TEKSTFRAGMENT:
Dat gold ook al in de Gouden Eeuw. Het ethos van vertrouwen kon de eerste
bubbel in de financiële markten – en dan heb ik het natuurlijk over de tulpenmanie
in 1637 – niet voorkomen. Sterker nog, ook wantrouwen en crisis zijn
onlosmakelijk met het succesmodel van de Gouden Eeuw verbonden.

In de afgelopen tien jaar van deze eeuw is in ons land het ethos van vertrouwen
stevig onder druk komen te staan. Er ontstond een andere tijdgeest.
Het publieke debat in Nederland werd veel scherper en de rol en het gezag van
instituties kwamen steeds meer ter discussie te staan. Voor de financiële sector
was uiteraard 2008 bepalend, toen de kredietcrisis uitbrak. En toen die vervolgens
uitmondde in een bankencrisis, en daarna de schuldencrisis, was de
vertrouwenscrisis in de financiële sector compleet. Die vertrouwenscrisis stelt ook
De Nederlandsche Bank, die in 2014 zijn tweede eeuwfeest zal vieren, voor een
grote uitdaging. Want hoe om te gaan met het aangeslagen vertrouwen in
instituten als het onze?

En dat brengt mij op communicatie. Communicatie is namelijk een sleutelbegrip
als het gaat om dat o zo belangrijke vertrouwen. Als onderdeel van die nieuwe
tijdgeest die ik zojuist noemde, is er een communicatiemaatschappij ontstaan met
oneindig veel platforms en kanalen waarlangs door iedereen gecommuniceerd
wordt. Door een samenleving die, terecht, steeds hogere eisen stelt in de zin van
transparantie en accountability. Een samenleving waarin een publieke instelling
niet meer wegkomt met de mededeling “Gaat u maar rustig slapen, wij doen wat
goed voor u is”, maar haar autoriteit steeds weer moet verdienen. Dat geldt zeker
ook voor ons als centrale bank en toezichthouder, die in onafhankelijkheid
opereert. Wij beseffen dan ook dat wij geen gelegenheid voorbij moeten laten
gaan om uit te leggen wat wij doen, hóe en waaróm.
Maar daar doet zich in ons geval vervolgens wél een dilemma voor, want als 3
centrale bank en toezichthouder zullen wij namelijk nooit volledig kunnen
beantwoorden aan de eisen van transparantie en accountability.

[Vermeldingen van lay-outelementen]
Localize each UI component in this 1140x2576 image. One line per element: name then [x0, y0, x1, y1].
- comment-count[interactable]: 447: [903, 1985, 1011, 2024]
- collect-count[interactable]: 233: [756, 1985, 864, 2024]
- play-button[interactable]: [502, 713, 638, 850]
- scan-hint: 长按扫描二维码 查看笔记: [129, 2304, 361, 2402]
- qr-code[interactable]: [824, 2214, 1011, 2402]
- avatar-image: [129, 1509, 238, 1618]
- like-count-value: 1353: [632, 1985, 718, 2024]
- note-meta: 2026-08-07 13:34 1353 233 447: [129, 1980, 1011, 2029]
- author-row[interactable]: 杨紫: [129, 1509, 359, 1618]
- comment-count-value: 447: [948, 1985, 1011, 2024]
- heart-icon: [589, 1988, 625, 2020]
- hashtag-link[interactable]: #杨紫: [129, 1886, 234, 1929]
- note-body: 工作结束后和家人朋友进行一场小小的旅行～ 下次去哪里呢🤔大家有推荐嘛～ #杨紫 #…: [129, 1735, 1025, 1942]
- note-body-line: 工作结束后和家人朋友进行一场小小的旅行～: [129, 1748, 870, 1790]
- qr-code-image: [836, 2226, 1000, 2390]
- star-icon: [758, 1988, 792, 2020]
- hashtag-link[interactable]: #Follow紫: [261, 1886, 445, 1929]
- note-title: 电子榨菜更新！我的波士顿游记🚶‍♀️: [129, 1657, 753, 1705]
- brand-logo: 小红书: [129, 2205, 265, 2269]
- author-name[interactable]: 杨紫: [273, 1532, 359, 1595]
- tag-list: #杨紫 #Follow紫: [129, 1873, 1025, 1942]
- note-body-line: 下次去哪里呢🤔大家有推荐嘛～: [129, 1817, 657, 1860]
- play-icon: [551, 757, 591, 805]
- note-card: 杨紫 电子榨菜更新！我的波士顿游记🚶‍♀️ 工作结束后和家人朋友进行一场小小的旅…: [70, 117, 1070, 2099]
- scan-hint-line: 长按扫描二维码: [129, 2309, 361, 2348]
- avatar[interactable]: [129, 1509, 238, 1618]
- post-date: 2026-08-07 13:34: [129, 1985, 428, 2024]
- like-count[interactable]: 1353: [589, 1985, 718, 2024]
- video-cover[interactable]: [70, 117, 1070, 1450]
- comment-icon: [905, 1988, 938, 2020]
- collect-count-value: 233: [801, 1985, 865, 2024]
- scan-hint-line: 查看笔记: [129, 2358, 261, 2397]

---

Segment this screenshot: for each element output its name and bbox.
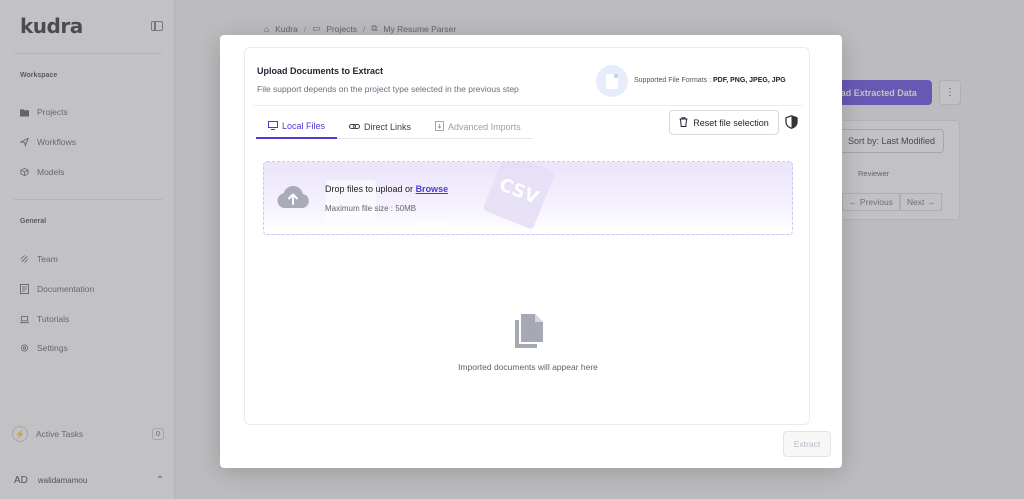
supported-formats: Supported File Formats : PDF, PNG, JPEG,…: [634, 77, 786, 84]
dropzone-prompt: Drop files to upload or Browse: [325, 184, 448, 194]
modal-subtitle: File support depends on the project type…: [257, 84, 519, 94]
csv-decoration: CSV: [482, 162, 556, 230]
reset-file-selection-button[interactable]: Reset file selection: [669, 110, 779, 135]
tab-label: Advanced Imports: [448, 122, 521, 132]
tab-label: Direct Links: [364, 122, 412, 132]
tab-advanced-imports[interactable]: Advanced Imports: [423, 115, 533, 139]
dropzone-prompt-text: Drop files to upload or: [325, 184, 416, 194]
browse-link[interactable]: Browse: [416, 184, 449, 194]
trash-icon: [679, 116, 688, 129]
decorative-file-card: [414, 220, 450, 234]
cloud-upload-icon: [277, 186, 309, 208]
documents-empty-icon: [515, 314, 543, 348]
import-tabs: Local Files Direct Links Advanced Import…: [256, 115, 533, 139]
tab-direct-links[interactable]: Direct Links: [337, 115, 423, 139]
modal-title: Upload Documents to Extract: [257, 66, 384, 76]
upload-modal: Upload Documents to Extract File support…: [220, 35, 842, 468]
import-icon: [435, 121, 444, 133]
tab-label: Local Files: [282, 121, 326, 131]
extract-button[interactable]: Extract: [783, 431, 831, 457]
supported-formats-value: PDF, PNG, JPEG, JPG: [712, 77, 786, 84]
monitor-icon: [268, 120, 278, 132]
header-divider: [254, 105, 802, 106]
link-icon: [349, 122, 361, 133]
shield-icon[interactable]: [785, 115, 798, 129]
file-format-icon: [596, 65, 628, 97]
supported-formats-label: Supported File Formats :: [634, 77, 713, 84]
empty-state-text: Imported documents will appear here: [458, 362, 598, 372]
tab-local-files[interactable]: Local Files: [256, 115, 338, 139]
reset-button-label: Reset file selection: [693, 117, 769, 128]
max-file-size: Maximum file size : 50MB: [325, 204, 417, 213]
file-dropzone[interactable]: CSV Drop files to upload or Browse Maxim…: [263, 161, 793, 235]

OPDRACHTEN:
- A) Neem een deel van het tekstfragment over vertrouwen en communicatie letterlijk over. Begin bij de woorden "En dat brengt" en stop na de woorden "hóe en waaróm.".
- B) Geef uit de records uitsluitend de volgende regels ongewijzigd weer. Begin bij de regel met "supported-formats: Supported File" en stop na de regel met "cloud-upload-icon: [277, 186, 309, 208]", beide inbegrepen.

UITWERKINGEN PER OPDRACHT:
- A)
En dat brengt mij op communicatie. Communicatie is namelijk een sleutelbegrip
als het gaat om dat o zo belangrijke vertrouwen. Als onderdeel van die nieuwe
tijdgeest die ik zojuist noemde, is er een communicatiemaatschappij ontstaan met
oneindig veel platforms en kanalen waarlangs door iedereen gecommuniceerd
wordt. Door een samenleving die, terecht, steeds hogere eisen stelt in de zin van
transparantie en accountability. Een samenleving waarin een publieke instelling
niet meer wegkomt met de mededeling “Gaat u maar rustig slapen, wij doen wat
goed voor u is”, maar haar autoriteit steeds weer moet verdienen. Dat geldt zeker
ook voor ons als centrale bank en toezichthouder, die in onafhankelijkheid
opereert. Wij beseffen dan ook dat wij geen gelegenheid voorbij moeten laten
gaan om uit te leggen wat wij doen, hóe en waaróm.

- B)
supported-formats: Supported File Formats : PDF, PNG, JPEG,…: [634, 77, 786, 84]
dropzone-prompt: Drop files to upload or Browse: [325, 184, 448, 194]
modal-subtitle: File support depends on the project type…: [257, 84, 519, 94]
csv-decoration: CSV: [482, 162, 556, 230]
reset-file-selection-button[interactable]: Reset file selection: [669, 110, 779, 135]
tab-label: Advanced Imports: [448, 122, 521, 132]
tab-label: Direct Links: [364, 122, 412, 132]
tab-advanced-imports[interactable]: Advanced Imports: [423, 115, 533, 139]
dropzone-prompt-text: Drop files to upload or: [325, 184, 416, 194]
browse-link[interactable]: Browse: [416, 184, 449, 194]
trash-icon: [679, 116, 688, 129]
decorative-file-card: [414, 220, 450, 234]
cloud-upload-icon: [277, 186, 309, 208]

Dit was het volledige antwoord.